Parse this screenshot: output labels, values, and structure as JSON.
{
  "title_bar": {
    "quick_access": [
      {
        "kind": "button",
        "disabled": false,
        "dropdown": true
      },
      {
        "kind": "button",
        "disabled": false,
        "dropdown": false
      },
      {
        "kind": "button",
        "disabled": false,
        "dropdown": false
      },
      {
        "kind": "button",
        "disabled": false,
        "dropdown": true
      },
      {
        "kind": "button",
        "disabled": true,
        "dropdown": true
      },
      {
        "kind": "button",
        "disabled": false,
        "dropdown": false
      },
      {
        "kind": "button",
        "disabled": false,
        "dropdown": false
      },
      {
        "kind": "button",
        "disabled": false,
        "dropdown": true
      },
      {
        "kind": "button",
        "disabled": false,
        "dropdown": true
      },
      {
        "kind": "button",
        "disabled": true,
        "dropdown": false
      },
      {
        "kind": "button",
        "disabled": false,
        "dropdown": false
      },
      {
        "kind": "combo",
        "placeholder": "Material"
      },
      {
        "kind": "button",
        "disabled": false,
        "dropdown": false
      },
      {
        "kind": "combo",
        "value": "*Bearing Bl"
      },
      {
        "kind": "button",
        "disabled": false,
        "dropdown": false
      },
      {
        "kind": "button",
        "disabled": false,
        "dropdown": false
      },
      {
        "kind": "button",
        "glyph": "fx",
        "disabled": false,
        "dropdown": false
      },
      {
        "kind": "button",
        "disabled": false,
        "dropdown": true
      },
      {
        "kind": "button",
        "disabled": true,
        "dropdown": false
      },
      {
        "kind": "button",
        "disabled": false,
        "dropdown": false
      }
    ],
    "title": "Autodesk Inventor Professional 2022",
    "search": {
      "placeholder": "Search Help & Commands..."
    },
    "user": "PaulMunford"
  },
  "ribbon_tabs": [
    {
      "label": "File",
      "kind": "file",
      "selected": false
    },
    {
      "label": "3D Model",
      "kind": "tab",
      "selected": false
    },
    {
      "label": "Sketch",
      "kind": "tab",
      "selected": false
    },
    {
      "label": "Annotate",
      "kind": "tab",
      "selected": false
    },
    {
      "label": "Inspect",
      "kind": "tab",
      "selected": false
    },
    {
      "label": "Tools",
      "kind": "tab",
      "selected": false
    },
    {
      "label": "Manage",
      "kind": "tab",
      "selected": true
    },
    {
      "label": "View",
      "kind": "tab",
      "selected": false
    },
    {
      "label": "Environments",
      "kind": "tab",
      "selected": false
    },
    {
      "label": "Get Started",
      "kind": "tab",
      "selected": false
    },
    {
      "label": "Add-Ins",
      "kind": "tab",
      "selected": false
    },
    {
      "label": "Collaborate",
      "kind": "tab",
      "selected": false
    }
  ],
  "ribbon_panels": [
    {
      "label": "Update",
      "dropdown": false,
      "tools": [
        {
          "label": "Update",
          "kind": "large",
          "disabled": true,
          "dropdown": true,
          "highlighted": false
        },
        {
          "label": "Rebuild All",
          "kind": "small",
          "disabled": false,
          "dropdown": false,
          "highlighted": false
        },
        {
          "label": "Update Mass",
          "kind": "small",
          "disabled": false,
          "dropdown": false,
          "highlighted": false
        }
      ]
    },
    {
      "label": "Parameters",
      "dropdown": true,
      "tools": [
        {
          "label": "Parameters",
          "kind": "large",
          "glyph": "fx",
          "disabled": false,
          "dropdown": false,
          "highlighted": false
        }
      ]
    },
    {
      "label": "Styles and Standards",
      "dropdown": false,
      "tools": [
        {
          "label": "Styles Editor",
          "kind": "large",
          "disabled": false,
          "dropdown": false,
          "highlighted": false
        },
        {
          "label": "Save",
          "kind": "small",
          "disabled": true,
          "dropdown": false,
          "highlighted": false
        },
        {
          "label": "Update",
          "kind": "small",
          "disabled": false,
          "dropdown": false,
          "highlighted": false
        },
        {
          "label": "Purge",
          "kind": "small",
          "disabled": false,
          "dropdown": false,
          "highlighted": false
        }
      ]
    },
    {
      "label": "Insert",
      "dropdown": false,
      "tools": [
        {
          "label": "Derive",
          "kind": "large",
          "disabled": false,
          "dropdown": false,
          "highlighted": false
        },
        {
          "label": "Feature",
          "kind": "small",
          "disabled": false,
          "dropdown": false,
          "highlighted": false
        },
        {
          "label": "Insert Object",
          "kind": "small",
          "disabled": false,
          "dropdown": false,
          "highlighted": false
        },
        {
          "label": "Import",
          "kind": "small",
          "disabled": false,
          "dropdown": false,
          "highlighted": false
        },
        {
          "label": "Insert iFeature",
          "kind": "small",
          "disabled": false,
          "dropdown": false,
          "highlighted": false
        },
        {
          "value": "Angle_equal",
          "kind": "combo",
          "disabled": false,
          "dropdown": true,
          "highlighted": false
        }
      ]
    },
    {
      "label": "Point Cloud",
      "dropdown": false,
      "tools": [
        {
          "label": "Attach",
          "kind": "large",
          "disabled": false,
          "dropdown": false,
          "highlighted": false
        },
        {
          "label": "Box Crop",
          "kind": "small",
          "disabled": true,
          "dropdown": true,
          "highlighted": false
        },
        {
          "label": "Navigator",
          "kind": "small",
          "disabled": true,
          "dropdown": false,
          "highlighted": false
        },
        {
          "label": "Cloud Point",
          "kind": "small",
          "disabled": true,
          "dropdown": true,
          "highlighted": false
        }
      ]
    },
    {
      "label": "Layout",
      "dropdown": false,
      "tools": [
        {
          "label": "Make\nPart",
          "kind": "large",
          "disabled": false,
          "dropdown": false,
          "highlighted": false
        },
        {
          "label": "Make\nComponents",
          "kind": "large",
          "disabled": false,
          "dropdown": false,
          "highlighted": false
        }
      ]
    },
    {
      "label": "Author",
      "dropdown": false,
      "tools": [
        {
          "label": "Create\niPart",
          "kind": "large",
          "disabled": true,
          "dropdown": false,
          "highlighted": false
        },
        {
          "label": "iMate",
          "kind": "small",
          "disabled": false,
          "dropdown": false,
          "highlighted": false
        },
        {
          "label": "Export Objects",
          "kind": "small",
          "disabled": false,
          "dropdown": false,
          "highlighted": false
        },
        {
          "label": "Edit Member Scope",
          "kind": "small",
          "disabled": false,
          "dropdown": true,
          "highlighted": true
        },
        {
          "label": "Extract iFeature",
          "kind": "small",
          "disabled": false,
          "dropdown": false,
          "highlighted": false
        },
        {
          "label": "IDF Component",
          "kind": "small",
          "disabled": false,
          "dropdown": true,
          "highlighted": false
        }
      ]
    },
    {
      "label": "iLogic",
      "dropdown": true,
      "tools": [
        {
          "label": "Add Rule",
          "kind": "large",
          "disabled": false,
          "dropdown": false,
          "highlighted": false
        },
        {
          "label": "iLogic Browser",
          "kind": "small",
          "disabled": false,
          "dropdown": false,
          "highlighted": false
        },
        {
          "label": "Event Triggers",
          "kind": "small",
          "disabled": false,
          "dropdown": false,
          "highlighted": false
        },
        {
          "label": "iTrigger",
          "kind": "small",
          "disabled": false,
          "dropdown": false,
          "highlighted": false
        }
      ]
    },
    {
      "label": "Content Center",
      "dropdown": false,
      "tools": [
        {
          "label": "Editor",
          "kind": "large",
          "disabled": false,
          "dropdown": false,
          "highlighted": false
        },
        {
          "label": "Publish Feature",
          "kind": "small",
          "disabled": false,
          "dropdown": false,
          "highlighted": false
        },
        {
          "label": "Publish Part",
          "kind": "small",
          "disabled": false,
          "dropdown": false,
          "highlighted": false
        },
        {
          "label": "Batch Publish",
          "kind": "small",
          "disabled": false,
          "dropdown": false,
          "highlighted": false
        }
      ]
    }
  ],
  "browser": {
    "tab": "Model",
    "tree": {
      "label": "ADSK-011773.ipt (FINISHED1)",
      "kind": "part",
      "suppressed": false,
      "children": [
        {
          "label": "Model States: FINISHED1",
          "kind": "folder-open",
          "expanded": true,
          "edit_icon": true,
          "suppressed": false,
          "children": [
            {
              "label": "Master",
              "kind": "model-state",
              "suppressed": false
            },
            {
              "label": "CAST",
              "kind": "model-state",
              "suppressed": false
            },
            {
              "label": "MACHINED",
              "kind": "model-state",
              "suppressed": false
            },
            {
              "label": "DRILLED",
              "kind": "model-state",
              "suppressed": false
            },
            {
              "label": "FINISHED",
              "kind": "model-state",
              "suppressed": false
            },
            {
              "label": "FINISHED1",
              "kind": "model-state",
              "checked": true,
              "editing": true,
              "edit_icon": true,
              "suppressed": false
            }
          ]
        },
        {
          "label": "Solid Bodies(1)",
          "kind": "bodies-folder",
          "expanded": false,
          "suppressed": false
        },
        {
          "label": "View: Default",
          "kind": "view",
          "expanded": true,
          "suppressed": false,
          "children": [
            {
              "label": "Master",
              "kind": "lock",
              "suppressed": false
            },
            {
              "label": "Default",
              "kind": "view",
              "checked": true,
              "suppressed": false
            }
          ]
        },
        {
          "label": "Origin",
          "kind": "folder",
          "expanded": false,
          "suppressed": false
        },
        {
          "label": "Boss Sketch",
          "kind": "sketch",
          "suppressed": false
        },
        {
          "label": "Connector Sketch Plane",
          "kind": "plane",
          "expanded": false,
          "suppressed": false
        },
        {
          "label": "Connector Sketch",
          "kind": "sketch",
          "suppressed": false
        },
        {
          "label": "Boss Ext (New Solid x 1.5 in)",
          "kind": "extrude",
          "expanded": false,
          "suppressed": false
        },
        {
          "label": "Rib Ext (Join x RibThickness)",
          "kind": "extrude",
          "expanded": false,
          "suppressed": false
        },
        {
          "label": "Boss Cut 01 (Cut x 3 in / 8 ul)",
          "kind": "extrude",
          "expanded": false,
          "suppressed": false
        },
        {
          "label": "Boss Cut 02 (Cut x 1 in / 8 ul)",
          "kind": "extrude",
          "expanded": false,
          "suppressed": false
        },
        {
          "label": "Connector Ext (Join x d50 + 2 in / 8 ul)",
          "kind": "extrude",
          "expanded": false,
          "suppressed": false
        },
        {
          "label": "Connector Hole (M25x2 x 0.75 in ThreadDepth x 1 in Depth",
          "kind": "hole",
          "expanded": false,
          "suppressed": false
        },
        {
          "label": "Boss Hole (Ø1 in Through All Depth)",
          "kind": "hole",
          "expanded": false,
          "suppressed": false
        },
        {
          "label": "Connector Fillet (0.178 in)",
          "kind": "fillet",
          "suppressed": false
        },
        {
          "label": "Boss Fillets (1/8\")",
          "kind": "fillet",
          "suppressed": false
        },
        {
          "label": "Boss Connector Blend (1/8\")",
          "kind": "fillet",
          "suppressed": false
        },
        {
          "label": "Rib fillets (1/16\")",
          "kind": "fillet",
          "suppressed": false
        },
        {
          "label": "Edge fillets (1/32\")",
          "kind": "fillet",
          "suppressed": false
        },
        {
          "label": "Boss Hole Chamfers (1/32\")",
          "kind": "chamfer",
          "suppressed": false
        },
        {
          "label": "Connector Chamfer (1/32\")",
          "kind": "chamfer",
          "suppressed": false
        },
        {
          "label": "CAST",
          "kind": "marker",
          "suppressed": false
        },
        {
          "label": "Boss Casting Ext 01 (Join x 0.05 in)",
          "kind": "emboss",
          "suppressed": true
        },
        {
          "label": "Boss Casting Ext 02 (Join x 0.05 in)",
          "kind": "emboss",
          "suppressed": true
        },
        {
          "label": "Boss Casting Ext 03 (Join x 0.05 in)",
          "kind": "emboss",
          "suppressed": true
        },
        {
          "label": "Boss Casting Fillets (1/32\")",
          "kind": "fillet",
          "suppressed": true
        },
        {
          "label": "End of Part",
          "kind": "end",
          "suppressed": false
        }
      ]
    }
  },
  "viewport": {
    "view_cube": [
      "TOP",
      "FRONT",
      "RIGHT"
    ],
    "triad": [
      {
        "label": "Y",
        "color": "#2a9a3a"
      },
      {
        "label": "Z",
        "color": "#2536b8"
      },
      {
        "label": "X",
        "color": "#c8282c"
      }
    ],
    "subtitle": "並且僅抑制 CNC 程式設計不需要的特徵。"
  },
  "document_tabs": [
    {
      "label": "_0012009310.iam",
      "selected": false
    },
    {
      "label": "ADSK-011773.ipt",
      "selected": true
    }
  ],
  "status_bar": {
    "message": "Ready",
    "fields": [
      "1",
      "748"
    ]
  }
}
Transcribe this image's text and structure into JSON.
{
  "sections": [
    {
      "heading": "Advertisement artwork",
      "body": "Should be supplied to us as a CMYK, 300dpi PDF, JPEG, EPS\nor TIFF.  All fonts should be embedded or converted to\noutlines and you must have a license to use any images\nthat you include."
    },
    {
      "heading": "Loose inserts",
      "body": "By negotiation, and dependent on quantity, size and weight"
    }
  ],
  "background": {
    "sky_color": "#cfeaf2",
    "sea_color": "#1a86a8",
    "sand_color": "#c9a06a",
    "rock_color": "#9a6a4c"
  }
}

++++

Aim: Copy out all lines that carry the word "Publish".

Result:
          "label": "Publish Feature",
          "label": "Publish Part",
          "label": "Batch Publish",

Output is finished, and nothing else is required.